Reproduce every line of the records below word for word, but leave out the pictures.

◆ ◆ ◆ ◆ ◆

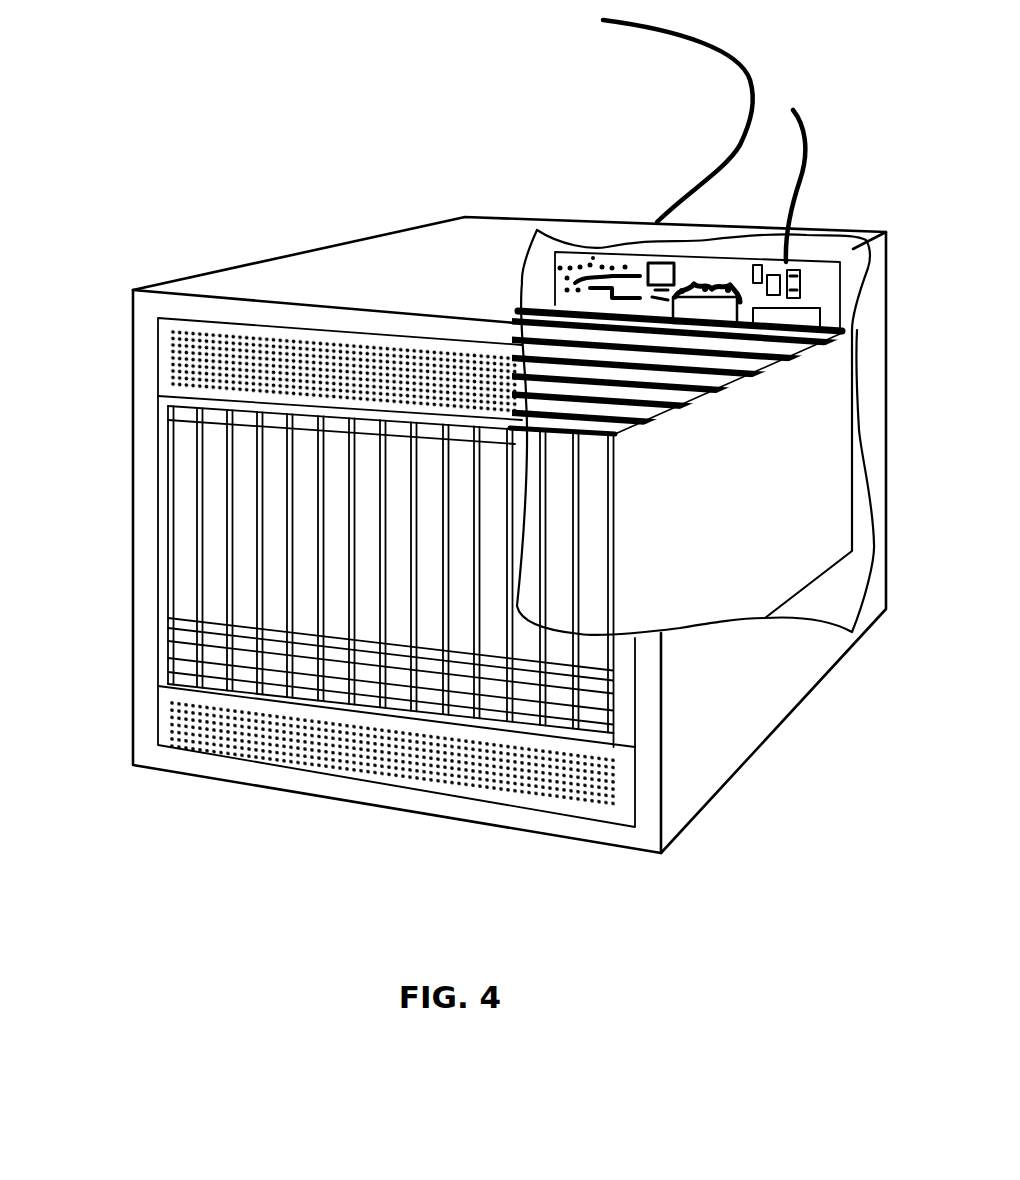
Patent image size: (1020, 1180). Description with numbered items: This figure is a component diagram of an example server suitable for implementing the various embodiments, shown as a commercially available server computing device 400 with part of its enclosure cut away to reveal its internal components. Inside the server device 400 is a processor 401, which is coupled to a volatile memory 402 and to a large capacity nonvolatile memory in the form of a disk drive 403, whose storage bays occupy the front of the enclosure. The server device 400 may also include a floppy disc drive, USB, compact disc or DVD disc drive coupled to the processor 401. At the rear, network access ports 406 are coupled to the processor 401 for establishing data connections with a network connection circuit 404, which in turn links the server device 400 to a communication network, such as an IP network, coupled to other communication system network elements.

The server computing device 400 is at (363, 238).
The processor 401 is at (720, 280).
The volatile memory 402 is at (822, 310).
The disk drive 403 is at (242, 488).
The network connection circuit 404 is at (757, 95).
The network access ports 406 is at (520, 303).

◆ ◆ ◆ ◆ ◆

### Answer below:
Patent image size: (1020, 1180). Description with numbered items: This figure is a component diagram of an example server suitable for implementing the various embodiments, shown as a commercially available server computing device 400 with part of its enclosure cut away to reveal its internal components. Inside the server device 400 is a processor 401, which is coupled to a volatile memory 402 and to a large capacity nonvolatile memory in the form of a disk drive 403, whose storage bays occupy the front of the enclosure. The server device 400 may also include a floppy disc drive, USB, compact disc or DVD disc drive coupled to the processor 401. At the rear, network access ports 406 are coupled to the processor 401 for establishing data connections with a network connection circuit 404, which in turn links the server device 400 to a communication network, such as an IP network, coupled to other communication system network elements.

The server computing device 400 is at (363, 238).
The processor 401 is at (720, 280).
The volatile memory 402 is at (822, 310).
The disk drive 403 is at (242, 488).
The network connection circuit 404 is at (757, 95).
The network access ports 406 is at (520, 303).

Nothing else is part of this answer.